Entries with figure data:
*-*-*

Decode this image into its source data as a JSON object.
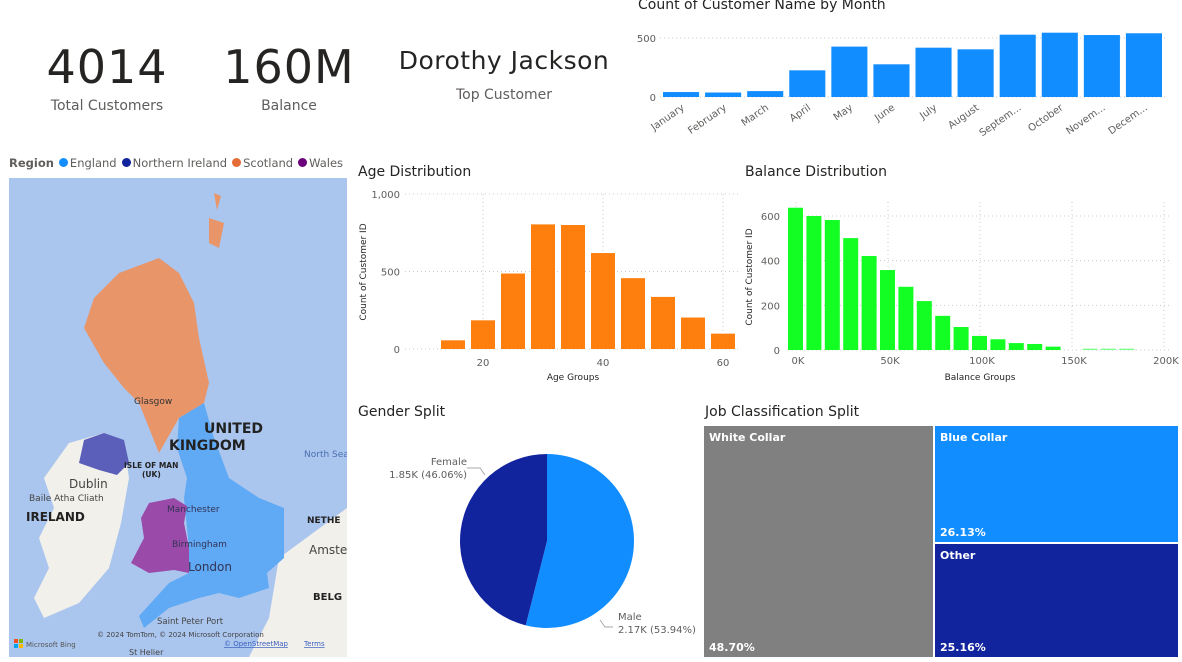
{
  "kpis": [
    {
      "value": "4014",
      "label": "Total Customers"
    },
    {
      "value": "160M",
      "label": "Balance"
    },
    {
      "value": "Dorothy Jackson",
      "label": "Top Customer"
    }
  ],
  "map": {
    "legend_title": "Region",
    "legend": [
      {
        "name": "England",
        "color": "#118DFF"
      },
      {
        "name": "Northern Ireland",
        "color": "#12239E"
      },
      {
        "name": "Scotland",
        "color": "#E66C37"
      },
      {
        "name": "Wales",
        "color": "#6B007B"
      }
    ],
    "labels": {
      "uk1": "UNITED",
      "uk2": "KINGDOM",
      "glasgow": "Glasgow",
      "iom1": "ISLE OF MAN",
      "iom2": "(UK)",
      "dublin": "Dublin",
      "baile": "Baile Atha Cliath",
      "ireland": "IRELAND",
      "manchester": "Manchester",
      "birmingham": "Birmingham",
      "london": "London",
      "north_sea": "North Sea",
      "neth": "NETHE",
      "amst": "Amste",
      "belg": "BELG",
      "spp": "Saint Peter Port",
      "sth": "St Helier"
    },
    "attribution": "© 2024 TomTom, © 2024 Microsoft Corporation",
    "terms": "Terms",
    "osm": "© OpenStreetMap",
    "bing": "Microsoft Bing"
  },
  "chart_data": [
    {
      "type": "bar",
      "title": "Count of Customer Name by Month",
      "categories": [
        "January",
        "February",
        "March",
        "April",
        "May",
        "June",
        "July",
        "August",
        "Septem...",
        "October",
        "Novem...",
        "Decem..."
      ],
      "values": [
        42,
        38,
        50,
        226,
        427,
        277,
        418,
        404,
        528,
        545,
        525,
        540
      ],
      "yticks": [
        "0",
        "500"
      ],
      "ylim": [
        0,
        600
      ],
      "color": "#118DFF",
      "grid": true
    },
    {
      "type": "bar",
      "title": "Age Distribution",
      "xlabel": "Age Groups",
      "ylabel": "Count of Customer ID",
      "x": [
        15,
        20,
        25,
        30,
        35,
        40,
        45,
        50,
        55,
        60
      ],
      "values": [
        56,
        185,
        487,
        804,
        800,
        619,
        457,
        336,
        203,
        99
      ],
      "xticks": [
        "20",
        "40",
        "60"
      ],
      "yticks": [
        "0",
        "500",
        "1,000"
      ],
      "ylim": [
        0,
        1000
      ],
      "color": "#FF7F0E",
      "grid": true
    },
    {
      "type": "bar",
      "title": "Balance Distribution",
      "xlabel": "Balance Groups",
      "ylabel": "Count of Customer ID",
      "x": [
        0,
        10000,
        20000,
        30000,
        40000,
        50000,
        60000,
        70000,
        80000,
        90000,
        100000,
        110000,
        120000,
        130000,
        140000,
        150000,
        160000,
        170000,
        180000
      ],
      "values": [
        637,
        600,
        582,
        501,
        421,
        358,
        283,
        219,
        153,
        103,
        63,
        48,
        31,
        27,
        15,
        0,
        6,
        6,
        6
      ],
      "xticks": [
        "0K",
        "50K",
        "100K",
        "150K",
        "200K"
      ],
      "yticks": [
        "0",
        "200",
        "400",
        "600"
      ],
      "ylim": [
        0,
        650
      ],
      "color": "#13FF24",
      "grid": true
    },
    {
      "type": "pie",
      "title": "Gender Split",
      "slices": [
        {
          "name": "Male",
          "label": "2.17K (53.94%)",
          "value": 53.94,
          "color": "#118DFF"
        },
        {
          "name": "Female",
          "label": "1.85K (46.06%)",
          "value": 46.06,
          "color": "#12239E"
        }
      ]
    },
    {
      "type": "treemap",
      "title": "Job Classification Split",
      "items": [
        {
          "name": "White Collar",
          "pct": "48.70%",
          "value": 48.7,
          "color": "#808080"
        },
        {
          "name": "Blue Collar",
          "pct": "26.13%",
          "value": 26.13,
          "color": "#118DFF"
        },
        {
          "name": "Other",
          "pct": "25.16%",
          "value": 25.16,
          "color": "#12239E"
        }
      ]
    }
  ]
}
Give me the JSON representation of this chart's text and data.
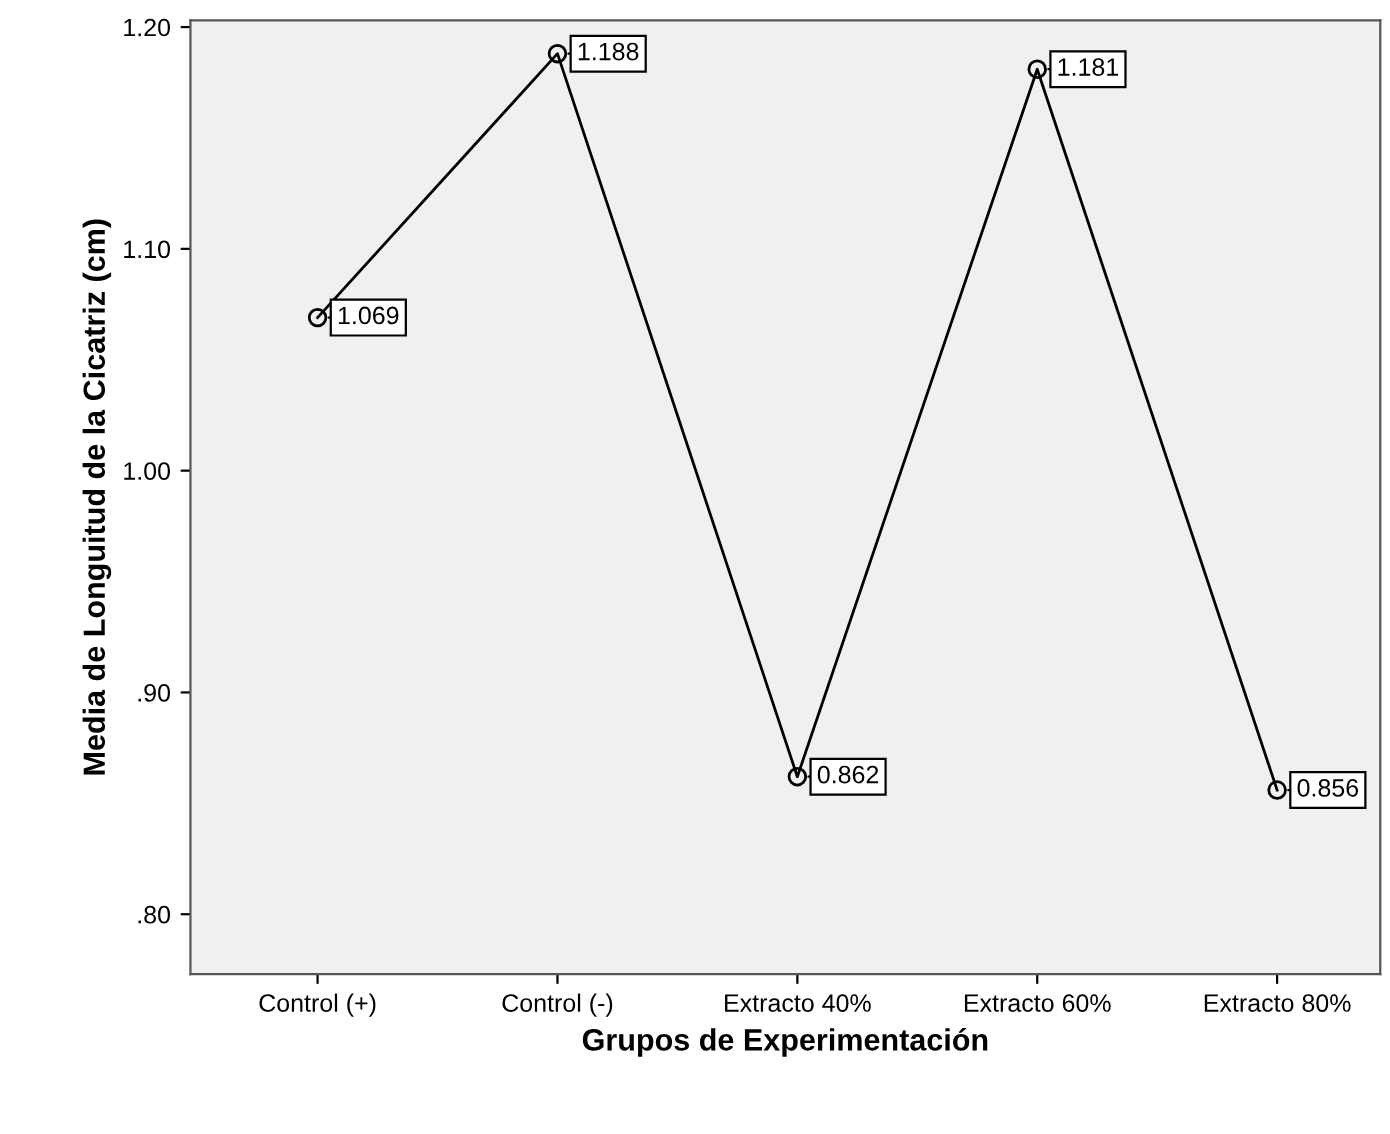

*-*-*

Look through the entries above; copy every line holding the string "this".

Decode this image into its source data as a JSON object.
Give me the JSON representation of this chart's text and data.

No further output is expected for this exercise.